#### SUPPLIED ENTRIES ####

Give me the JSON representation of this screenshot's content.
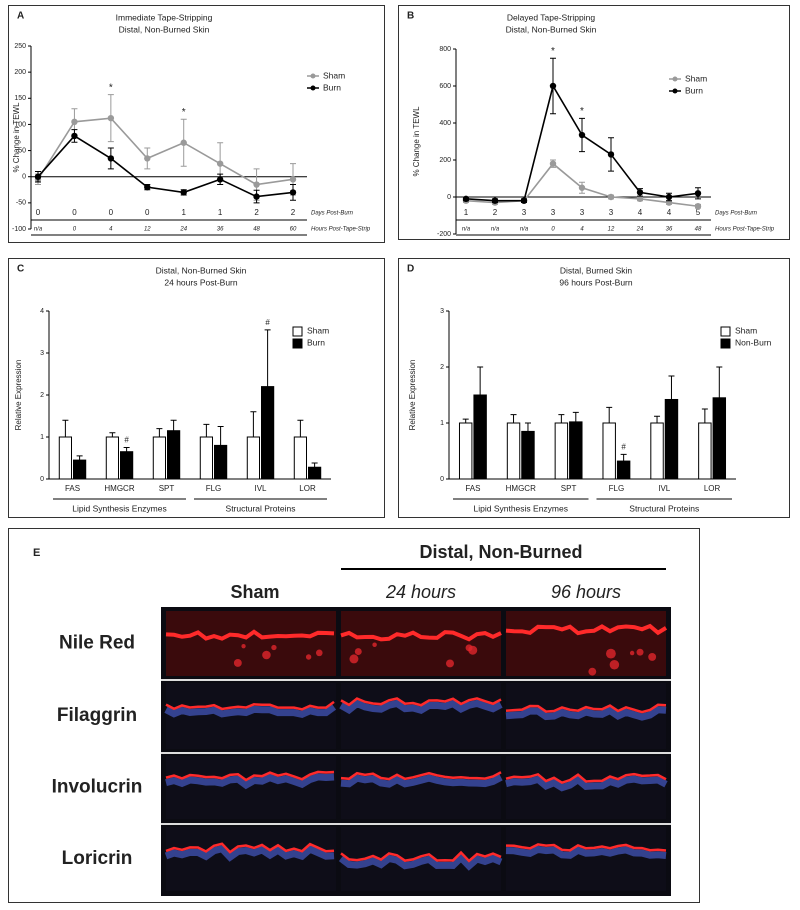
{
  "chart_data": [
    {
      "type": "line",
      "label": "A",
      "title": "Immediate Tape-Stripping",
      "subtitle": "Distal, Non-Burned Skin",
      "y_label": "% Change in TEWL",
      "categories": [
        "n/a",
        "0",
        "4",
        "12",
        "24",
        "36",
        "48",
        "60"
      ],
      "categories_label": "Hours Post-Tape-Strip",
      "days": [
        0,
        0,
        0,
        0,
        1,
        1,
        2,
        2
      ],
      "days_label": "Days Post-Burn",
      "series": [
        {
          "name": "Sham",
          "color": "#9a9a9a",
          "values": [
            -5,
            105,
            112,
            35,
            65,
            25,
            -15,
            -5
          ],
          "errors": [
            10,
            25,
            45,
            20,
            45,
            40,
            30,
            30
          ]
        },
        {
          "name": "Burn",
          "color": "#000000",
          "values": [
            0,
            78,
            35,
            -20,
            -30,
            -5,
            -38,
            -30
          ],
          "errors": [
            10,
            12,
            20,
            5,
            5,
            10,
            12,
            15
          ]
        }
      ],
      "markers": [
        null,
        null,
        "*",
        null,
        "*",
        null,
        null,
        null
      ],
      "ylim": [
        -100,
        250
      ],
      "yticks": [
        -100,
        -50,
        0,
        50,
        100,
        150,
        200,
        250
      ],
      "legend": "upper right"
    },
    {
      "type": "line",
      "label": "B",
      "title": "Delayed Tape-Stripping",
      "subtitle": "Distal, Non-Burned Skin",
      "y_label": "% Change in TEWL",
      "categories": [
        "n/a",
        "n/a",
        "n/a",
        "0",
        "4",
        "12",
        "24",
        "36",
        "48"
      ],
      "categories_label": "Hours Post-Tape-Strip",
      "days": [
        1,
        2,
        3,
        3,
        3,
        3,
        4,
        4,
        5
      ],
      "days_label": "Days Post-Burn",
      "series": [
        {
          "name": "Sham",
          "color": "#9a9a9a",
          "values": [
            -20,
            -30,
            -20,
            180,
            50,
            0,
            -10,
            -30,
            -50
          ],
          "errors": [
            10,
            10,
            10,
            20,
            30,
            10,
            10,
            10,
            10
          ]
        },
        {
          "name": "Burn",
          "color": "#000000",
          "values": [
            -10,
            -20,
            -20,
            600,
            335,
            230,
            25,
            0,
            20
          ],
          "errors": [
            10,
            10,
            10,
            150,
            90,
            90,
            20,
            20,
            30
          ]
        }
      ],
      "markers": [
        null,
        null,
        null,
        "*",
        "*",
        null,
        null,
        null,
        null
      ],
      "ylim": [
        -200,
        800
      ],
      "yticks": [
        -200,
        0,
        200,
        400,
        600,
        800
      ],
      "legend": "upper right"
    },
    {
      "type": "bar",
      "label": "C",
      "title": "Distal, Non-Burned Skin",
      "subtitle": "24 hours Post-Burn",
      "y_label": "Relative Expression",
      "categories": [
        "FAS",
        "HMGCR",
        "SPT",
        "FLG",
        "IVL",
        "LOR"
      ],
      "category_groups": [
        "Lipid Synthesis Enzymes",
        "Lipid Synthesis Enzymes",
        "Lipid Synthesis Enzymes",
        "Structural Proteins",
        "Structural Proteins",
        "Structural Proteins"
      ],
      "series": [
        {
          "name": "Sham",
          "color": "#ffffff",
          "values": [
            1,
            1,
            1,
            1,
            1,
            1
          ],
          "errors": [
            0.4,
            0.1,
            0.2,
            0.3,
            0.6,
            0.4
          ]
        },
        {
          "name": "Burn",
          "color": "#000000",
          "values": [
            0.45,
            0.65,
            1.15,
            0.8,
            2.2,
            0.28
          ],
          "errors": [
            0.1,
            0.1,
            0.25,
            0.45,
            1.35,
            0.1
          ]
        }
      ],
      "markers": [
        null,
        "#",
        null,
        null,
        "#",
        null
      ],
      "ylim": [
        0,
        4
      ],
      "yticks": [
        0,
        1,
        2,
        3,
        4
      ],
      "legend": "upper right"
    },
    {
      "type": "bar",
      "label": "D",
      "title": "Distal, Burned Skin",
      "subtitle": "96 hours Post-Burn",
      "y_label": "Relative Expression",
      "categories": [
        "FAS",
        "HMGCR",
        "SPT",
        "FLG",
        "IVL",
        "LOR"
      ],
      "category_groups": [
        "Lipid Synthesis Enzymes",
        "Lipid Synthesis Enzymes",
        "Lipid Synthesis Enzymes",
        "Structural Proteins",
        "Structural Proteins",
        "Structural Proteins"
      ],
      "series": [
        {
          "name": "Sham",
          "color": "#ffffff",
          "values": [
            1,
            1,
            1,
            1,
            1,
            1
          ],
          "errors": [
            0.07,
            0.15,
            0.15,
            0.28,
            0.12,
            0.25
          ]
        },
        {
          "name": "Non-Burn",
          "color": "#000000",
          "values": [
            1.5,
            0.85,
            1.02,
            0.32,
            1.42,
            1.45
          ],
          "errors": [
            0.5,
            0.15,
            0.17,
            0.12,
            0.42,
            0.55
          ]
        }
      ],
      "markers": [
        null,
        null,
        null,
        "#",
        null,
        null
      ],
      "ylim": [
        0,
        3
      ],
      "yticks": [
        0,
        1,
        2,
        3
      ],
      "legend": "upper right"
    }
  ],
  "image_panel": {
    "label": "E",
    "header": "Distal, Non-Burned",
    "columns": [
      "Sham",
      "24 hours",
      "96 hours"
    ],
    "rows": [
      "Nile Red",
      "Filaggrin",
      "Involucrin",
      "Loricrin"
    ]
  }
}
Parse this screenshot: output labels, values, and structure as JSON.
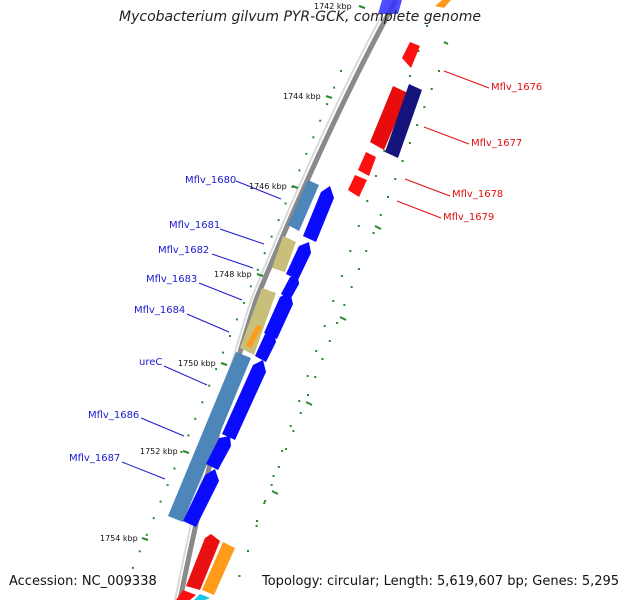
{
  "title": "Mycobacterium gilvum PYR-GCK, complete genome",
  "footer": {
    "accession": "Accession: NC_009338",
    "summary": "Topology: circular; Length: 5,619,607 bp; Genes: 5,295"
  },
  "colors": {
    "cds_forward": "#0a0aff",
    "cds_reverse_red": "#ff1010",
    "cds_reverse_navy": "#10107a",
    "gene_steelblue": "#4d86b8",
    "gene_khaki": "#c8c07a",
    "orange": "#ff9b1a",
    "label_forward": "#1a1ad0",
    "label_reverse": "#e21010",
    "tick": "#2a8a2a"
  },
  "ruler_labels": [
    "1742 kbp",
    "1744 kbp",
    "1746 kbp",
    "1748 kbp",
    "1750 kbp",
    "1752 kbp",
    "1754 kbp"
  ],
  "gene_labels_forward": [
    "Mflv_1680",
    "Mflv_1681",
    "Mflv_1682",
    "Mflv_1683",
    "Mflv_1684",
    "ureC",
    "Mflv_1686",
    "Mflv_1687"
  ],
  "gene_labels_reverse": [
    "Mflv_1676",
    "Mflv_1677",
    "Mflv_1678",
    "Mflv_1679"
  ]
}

####

▶ **EXERCISE OBJECTIVE**:
Please leave out the pictures while you copy exactly the lines from the one containing "Parse this screenshot: output" through the end of the records.

▶ **ANSWER SPACE**:
Parse this screenshot: output labels, values, and structure as JSON.
{
  "title": "Mycobacterium gilvum PYR-GCK, complete genome",
  "footer": {
    "accession": "Accession: NC_009338",
    "summary": "Topology: circular; Length: 5,619,607 bp; Genes: 5,295"
  },
  "colors": {
    "cds_forward": "#0a0aff",
    "cds_reverse_red": "#ff1010",
    "cds_reverse_navy": "#10107a",
    "gene_steelblue": "#4d86b8",
    "gene_khaki": "#c8c07a",
    "orange": "#ff9b1a",
    "label_forward": "#1a1ad0",
    "label_reverse": "#e21010",
    "tick": "#2a8a2a"
  },
  "ruler_labels": [
    "1742 kbp",
    "1744 kbp",
    "1746 kbp",
    "1748 kbp",
    "1750 kbp",
    "1752 kbp",
    "1754 kbp"
  ],
  "gene_labels_forward": [
    "Mflv_1680",
    "Mflv_1681",
    "Mflv_1682",
    "Mflv_1683",
    "Mflv_1684",
    "ureC",
    "Mflv_1686",
    "Mflv_1687"
  ],
  "gene_labels_reverse": [
    "Mflv_1676",
    "Mflv_1677",
    "Mflv_1678",
    "Mflv_1679"
  ]
}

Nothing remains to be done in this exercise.